[Task details]
Rewrite the lines below as a numbered list, skipping any blank lines. Leave the pictures out of your answer.
● ● ●
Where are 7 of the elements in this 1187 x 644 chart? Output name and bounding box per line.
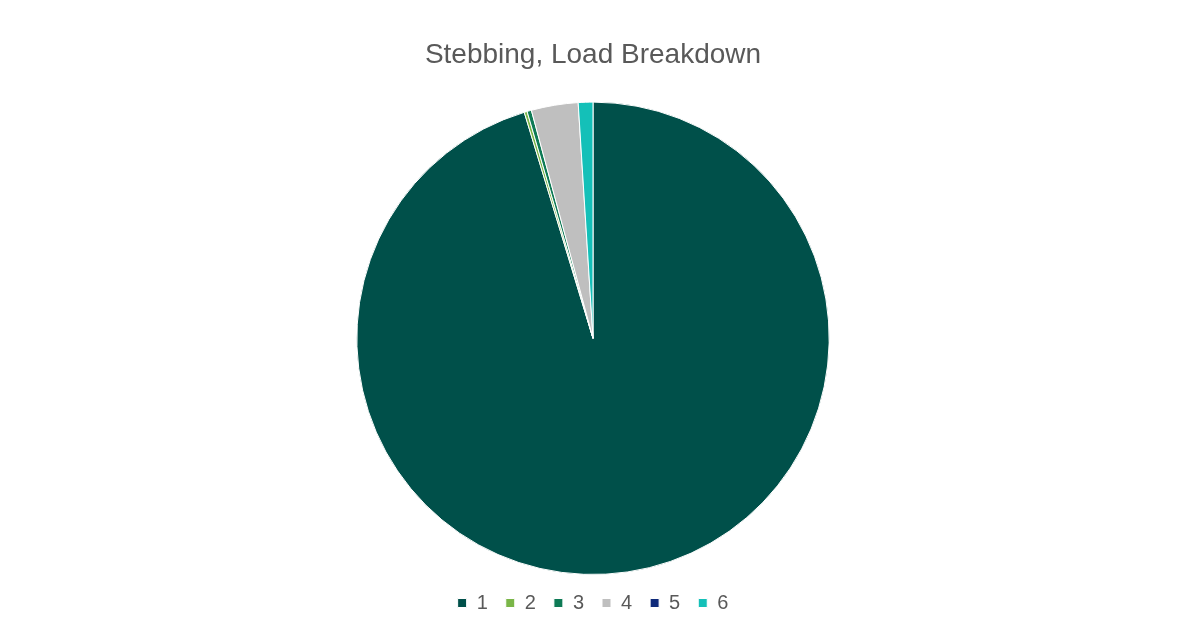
- legend-label: 1: [476, 590, 488, 613]
- legend-label: 6: [717, 590, 729, 613]
- legend-label: 4: [621, 590, 633, 613]
- chart-title: Stebbing, Load Breakdown: [424, 37, 762, 69]
- legend-label: 2: [524, 590, 536, 613]
- legend-label: 3: [572, 590, 584, 613]
- legend-label: 5: [669, 590, 681, 613]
● ● ●
[Correct answer]
1. Where are 7 of the elements in this 1187 x 644 chart? Output name and bounding box per line.
2. - legend-label: 1: [476, 590, 488, 613]
3. - legend-label: 6: [717, 590, 729, 613]
4. - legend-label: 4: [621, 590, 633, 613]
5. - chart-title: Stebbing, Load Breakdown: [424, 37, 762, 69]
6. - legend-label: 2: [524, 590, 536, 613]
7. - legend-label: 3: [572, 590, 584, 613]
8. - legend-label: 5: [669, 590, 681, 613]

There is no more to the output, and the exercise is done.